THE EXERCISE:
Report, as a bare number, how many lines of the material below contain the word "②叹为观止".

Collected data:
■ ■ ■ ■ ■

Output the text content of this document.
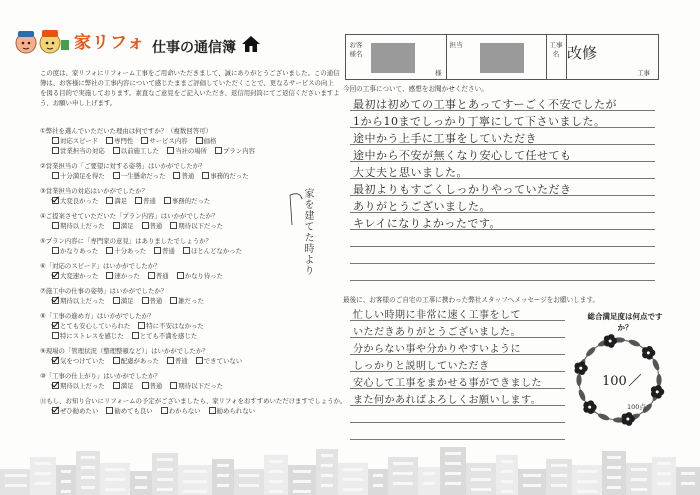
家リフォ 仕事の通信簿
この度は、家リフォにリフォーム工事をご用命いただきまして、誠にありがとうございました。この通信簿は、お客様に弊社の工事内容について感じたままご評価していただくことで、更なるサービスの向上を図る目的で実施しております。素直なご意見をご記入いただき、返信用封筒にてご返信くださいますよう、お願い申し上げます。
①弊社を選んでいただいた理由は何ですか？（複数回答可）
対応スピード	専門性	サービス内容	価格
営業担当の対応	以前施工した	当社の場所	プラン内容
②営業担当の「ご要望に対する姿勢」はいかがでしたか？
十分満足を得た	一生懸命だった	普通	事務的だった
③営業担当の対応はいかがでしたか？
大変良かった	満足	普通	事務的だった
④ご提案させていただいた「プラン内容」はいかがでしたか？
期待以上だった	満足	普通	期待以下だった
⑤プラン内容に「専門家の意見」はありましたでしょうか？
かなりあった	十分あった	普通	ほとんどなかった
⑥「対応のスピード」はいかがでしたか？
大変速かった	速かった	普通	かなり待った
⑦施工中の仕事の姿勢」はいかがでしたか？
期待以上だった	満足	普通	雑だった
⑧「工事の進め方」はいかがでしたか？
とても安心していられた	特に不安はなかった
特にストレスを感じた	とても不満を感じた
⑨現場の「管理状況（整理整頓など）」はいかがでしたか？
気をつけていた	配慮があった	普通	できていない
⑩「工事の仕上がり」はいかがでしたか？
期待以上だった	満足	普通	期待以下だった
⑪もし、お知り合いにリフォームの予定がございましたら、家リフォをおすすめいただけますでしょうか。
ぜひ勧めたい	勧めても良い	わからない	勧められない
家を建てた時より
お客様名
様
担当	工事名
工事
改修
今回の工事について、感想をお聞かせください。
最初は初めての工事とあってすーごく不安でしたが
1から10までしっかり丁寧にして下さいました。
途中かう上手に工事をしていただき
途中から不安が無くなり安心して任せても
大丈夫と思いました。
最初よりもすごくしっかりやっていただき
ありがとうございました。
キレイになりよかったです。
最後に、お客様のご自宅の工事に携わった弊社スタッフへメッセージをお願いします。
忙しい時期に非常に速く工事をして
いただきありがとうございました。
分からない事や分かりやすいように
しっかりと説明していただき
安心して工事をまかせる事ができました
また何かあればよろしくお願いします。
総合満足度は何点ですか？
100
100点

■ ■ ■ ■ ■

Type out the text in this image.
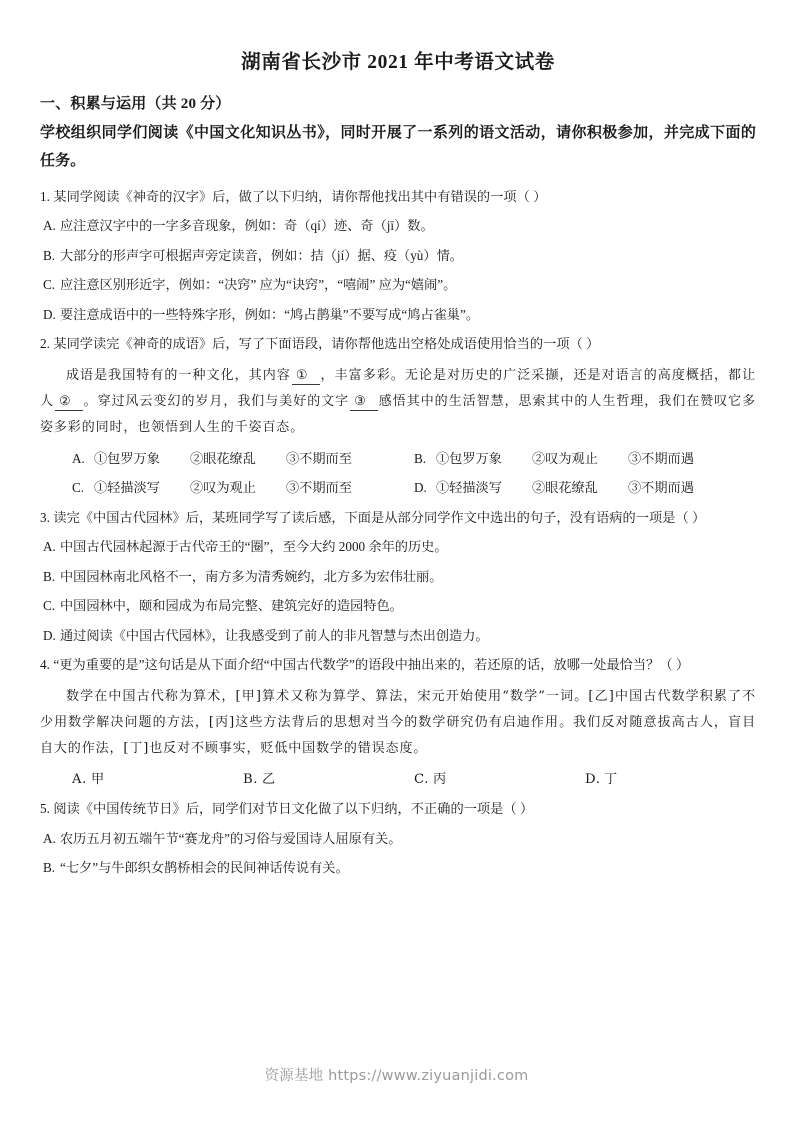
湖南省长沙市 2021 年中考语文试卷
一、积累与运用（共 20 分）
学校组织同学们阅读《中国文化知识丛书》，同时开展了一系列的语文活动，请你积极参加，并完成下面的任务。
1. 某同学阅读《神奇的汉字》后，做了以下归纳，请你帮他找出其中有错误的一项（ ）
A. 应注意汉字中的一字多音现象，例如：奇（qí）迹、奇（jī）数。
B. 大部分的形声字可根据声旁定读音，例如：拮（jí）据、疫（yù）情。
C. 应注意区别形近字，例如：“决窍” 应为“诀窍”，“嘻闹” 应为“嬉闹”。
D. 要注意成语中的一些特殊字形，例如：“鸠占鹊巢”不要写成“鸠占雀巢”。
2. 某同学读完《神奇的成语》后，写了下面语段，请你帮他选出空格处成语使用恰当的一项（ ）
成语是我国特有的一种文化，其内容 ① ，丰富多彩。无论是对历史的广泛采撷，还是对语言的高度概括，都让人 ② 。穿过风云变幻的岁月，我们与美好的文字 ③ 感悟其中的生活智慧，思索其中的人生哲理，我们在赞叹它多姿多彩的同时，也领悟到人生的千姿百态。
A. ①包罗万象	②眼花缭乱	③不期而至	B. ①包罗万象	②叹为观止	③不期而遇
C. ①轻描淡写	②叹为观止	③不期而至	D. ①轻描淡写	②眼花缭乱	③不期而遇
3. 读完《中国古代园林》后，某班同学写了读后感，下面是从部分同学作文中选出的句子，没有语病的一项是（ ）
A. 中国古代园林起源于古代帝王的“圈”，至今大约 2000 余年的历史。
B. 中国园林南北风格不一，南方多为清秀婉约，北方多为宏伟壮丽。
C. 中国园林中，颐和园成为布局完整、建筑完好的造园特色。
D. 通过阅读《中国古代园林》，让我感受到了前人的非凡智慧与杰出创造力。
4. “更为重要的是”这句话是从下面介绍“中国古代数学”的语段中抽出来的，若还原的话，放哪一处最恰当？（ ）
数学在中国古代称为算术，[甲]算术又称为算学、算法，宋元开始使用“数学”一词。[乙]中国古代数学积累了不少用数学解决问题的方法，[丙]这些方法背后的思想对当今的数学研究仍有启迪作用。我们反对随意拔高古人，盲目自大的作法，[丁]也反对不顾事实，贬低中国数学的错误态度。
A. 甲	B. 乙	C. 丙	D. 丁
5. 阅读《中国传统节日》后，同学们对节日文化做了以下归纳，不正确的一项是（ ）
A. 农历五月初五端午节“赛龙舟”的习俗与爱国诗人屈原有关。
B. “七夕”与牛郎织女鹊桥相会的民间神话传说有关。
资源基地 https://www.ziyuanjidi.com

■ ■ ■ ■ ■

RESPONSE TO THE TASK:
2